* WHAT TO DO: Output the records exactly. Include every line.

(Data extracted from a collection)

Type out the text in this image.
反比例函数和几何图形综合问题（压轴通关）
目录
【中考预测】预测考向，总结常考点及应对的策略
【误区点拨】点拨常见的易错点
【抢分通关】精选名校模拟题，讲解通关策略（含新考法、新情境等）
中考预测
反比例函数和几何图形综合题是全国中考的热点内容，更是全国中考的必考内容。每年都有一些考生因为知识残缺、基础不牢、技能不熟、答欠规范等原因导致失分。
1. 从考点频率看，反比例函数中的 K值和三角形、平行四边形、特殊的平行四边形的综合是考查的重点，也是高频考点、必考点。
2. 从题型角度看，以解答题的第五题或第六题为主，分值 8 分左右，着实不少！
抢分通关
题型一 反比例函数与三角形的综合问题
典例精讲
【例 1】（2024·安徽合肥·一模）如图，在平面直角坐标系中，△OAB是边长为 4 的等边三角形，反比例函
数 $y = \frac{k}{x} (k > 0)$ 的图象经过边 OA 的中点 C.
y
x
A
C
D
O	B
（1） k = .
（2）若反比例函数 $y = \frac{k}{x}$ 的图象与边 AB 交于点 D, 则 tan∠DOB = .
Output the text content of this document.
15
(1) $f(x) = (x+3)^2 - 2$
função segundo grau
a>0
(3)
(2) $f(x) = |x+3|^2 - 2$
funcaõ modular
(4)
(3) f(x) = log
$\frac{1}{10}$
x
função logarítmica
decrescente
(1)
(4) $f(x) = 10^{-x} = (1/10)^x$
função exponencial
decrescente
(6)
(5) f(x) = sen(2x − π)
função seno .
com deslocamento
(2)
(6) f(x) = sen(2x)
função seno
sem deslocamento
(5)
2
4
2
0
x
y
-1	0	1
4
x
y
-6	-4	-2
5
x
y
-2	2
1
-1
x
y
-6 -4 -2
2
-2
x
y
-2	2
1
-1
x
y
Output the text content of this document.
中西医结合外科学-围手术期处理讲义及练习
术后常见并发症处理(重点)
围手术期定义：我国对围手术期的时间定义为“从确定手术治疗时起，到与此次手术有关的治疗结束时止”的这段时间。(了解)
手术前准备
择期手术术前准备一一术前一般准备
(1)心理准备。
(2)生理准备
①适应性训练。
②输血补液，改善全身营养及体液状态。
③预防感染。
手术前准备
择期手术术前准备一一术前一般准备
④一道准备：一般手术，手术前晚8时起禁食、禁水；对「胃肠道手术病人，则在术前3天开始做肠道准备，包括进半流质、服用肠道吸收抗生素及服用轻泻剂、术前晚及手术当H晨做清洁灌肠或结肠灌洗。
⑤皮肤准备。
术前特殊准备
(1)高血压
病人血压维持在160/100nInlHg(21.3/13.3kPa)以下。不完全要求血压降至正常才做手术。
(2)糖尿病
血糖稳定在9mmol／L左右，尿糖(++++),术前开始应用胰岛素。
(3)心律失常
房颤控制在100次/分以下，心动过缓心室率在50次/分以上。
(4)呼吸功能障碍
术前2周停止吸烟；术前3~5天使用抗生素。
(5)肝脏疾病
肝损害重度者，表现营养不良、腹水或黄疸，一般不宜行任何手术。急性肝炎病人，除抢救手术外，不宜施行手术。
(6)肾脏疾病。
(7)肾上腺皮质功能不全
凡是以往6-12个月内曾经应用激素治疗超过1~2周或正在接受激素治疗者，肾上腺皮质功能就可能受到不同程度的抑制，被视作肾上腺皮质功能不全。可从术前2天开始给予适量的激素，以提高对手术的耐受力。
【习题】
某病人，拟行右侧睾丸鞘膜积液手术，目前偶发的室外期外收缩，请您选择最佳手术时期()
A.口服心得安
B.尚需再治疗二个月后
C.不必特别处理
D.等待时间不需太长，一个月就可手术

* TASK SOLUTION:
Type out the text in this image.
反比例函数和几何图形综合问题（压轴通关）
目录
【中考预测】预测考向，总结常考点及应对的策略
【误区点拨】点拨常见的易错点
【抢分通关】精选名校模拟题，讲解通关策略（含新考法、新情境等）
中考预测
反比例函数和几何图形综合题是全国中考的热点内容，更是全国中考的必考内容。每年都有一些考生因为知识残缺、基础不牢、技能不熟、答欠规范等原因导致失分。
1. 从考点频率看，反比例函数中的 K值和三角形、平行四边形、特殊的平行四边形的综合是考查的重点，也是高频考点、必考点。
2. 从题型角度看，以解答题的第五题或第六题为主，分值 8 分左右，着实不少！
抢分通关
题型一 反比例函数与三角形的综合问题
典例精讲
【例 1】（2024·安徽合肥·一模）如图，在平面直角坐标系中，△OAB是边长为 4 的等边三角形，反比例函
数 $y = \frac{k}{x} (k > 0)$ 的图象经过边 OA 的中点 C.
y
x
A
C
D
O	B
（1） k = .
（2）若反比例函数 $y = \frac{k}{x}$ 的图象与边 AB 交于点 D, 则 tan∠DOB = .
Output the text content of this document.
15
(1) $f(x) = (x+3)^2 - 2$
função segundo grau
a>0
(3)
(2) $f(x) = |x+3|^2 - 2$
funcaõ modular
(4)
(3) f(x) = log
$\frac{1}{10}$
x
função logarítmica
decrescente
(1)
(4) $f(x) = 10^{-x} = (1/10)^x$
função exponencial
decrescente
(6)
(5) f(x) = sen(2x − π)
função seno .
com deslocamento
(2)
(6) f(x) = sen(2x)
função seno
sem deslocamento
(5)
2
4
2
0
x
y
-1	0	1
4
x
y
-6	-4	-2
5
x
y
-2	2
1
-1
x
y
-6 -4 -2
2
-2
x
y
-2	2
1
-1
x
y
Output the text content of this document.
中西医结合外科学-围手术期处理讲义及练习
术后常见并发症处理(重点)
围手术期定义：我国对围手术期的时间定义为“从确定手术治疗时起，到与此次手术有关的治疗结束时止”的这段时间。(了解)
手术前准备
择期手术术前准备一一术前一般准备
(1)心理准备。
(2)生理准备
①适应性训练。
②输血补液，改善全身营养及体液状态。
③预防感染。
手术前准备
择期手术术前准备一一术前一般准备
④一道准备：一般手术，手术前晚8时起禁食、禁水；对「胃肠道手术病人，则在术前3天开始做肠道准备，包括进半流质、服用肠道吸收抗生素及服用轻泻剂、术前晚及手术当H晨做清洁灌肠或结肠灌洗。
⑤皮肤准备。
术前特殊准备
(1)高血压
病人血压维持在160/100nInlHg(21.3/13.3kPa)以下。不完全要求血压降至正常才做手术。
(2)糖尿病
血糖稳定在9mmol／L左右，尿糖(++++),术前开始应用胰岛素。
(3)心律失常
房颤控制在100次/分以下，心动过缓心室率在50次/分以上。
(4)呼吸功能障碍
术前2周停止吸烟；术前3~5天使用抗生素。
(5)肝脏疾病
肝损害重度者，表现营养不良、腹水或黄疸，一般不宜行任何手术。急性肝炎病人，除抢救手术外，不宜施行手术。
(6)肾脏疾病。
(7)肾上腺皮质功能不全
凡是以往6-12个月内曾经应用激素治疗超过1~2周或正在接受激素治疗者，肾上腺皮质功能就可能受到不同程度的抑制，被视作肾上腺皮质功能不全。可从术前2天开始给予适量的激素，以提高对手术的耐受力。
【习题】
某病人，拟行右侧睾丸鞘膜积液手术，目前偶发的室外期外收缩，请您选择最佳手术时期()
A.口服心得安
B.尚需再治疗二个月后
C.不必特别处理
D.等待时间不需太长，一个月就可手术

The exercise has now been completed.